### [What the task requires]
Quote the records that follow in full and exactly; leave out the pictures.

### [Records to process]
========

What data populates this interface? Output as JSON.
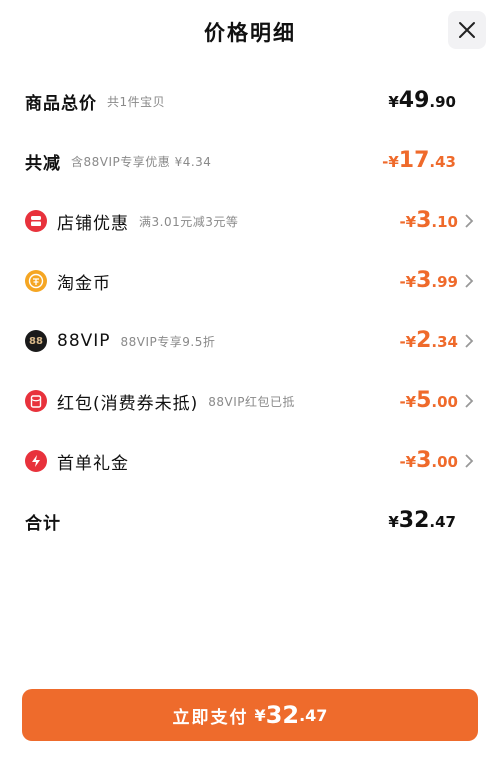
{
  "title": "价格明细",
  "rows": {
    "total": {
      "label": "商品总价",
      "note": "共1件宝贝",
      "currency": "¥",
      "int": "49",
      "dec": ".90"
    },
    "reduce": {
      "label": "共减",
      "note": "含88VIP专享优惠 ¥4.34",
      "currency": "-¥",
      "int": "17",
      "dec": ".43"
    },
    "store": {
      "label": "店铺优惠",
      "note": "满3.01元减3元等",
      "currency": "-¥",
      "int": "3",
      "dec": ".10",
      "icon": "store-icon"
    },
    "coin": {
      "label": "淘金币",
      "note": "",
      "currency": "-¥",
      "int": "3",
      "dec": ".99",
      "icon": "coin-icon"
    },
    "vip": {
      "label": "88VIP",
      "note": "88VIP专享9.5折",
      "currency": "-¥",
      "int": "2",
      "dec": ".34",
      "icon": "88vip-icon",
      "icon_text": "88"
    },
    "redpacket": {
      "label": "红包(消费券未抵)",
      "note": "88VIP红包已抵",
      "currency": "-¥",
      "int": "5",
      "dec": ".00",
      "icon": "red-packet-icon"
    },
    "firstorder": {
      "label": "首单礼金",
      "note": "",
      "currency": "-¥",
      "int": "3",
      "dec": ".00",
      "icon": "lightning-icon"
    },
    "sum": {
      "label": "合计",
      "currency": "¥",
      "int": "32",
      "dec": ".47"
    }
  },
  "pay": {
    "label": "立即支付",
    "currency": "¥",
    "int": "32",
    "dec": ".47"
  },
  "colors": {
    "accent": "#ee6b2c",
    "discount": "#ef6a2b",
    "store_icon": "#e8323c",
    "coin_icon": "#f5a623",
    "vip_icon": "#1a1a1a"
  }
}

========

### [Answer to the exercise]
What data populates this interface? Output as JSON.
{
  "title": "价格明细",
  "rows": {
    "total": {
      "label": "商品总价",
      "note": "共1件宝贝",
      "currency": "¥",
      "int": "49",
      "dec": ".90"
    },
    "reduce": {
      "label": "共减",
      "note": "含88VIP专享优惠 ¥4.34",
      "currency": "-¥",
      "int": "17",
      "dec": ".43"
    },
    "store": {
      "label": "店铺优惠",
      "note": "满3.01元减3元等",
      "currency": "-¥",
      "int": "3",
      "dec": ".10",
      "icon": "store-icon"
    },
    "coin": {
      "label": "淘金币",
      "note": "",
      "currency": "-¥",
      "int": "3",
      "dec": ".99",
      "icon": "coin-icon"
    },
    "vip": {
      "label": "88VIP",
      "note": "88VIP专享9.5折",
      "currency": "-¥",
      "int": "2",
      "dec": ".34",
      "icon": "88vip-icon",
      "icon_text": "88"
    },
    "redpacket": {
      "label": "红包(消费券未抵)",
      "note": "88VIP红包已抵",
      "currency": "-¥",
      "int": "5",
      "dec": ".00",
      "icon": "red-packet-icon"
    },
    "firstorder": {
      "label": "首单礼金",
      "note": "",
      "currency": "-¥",
      "int": "3",
      "dec": ".00",
      "icon": "lightning-icon"
    },
    "sum": {
      "label": "合计",
      "currency": "¥",
      "int": "32",
      "dec": ".47"
    }
  },
  "pay": {
    "label": "立即支付",
    "currency": "¥",
    "int": "32",
    "dec": ".47"
  },
  "colors": {
    "accent": "#ee6b2c",
    "discount": "#ef6a2b",
    "store_icon": "#e8323c",
    "coin_icon": "#f5a623",
    "vip_icon": "#1a1a1a"
  }
}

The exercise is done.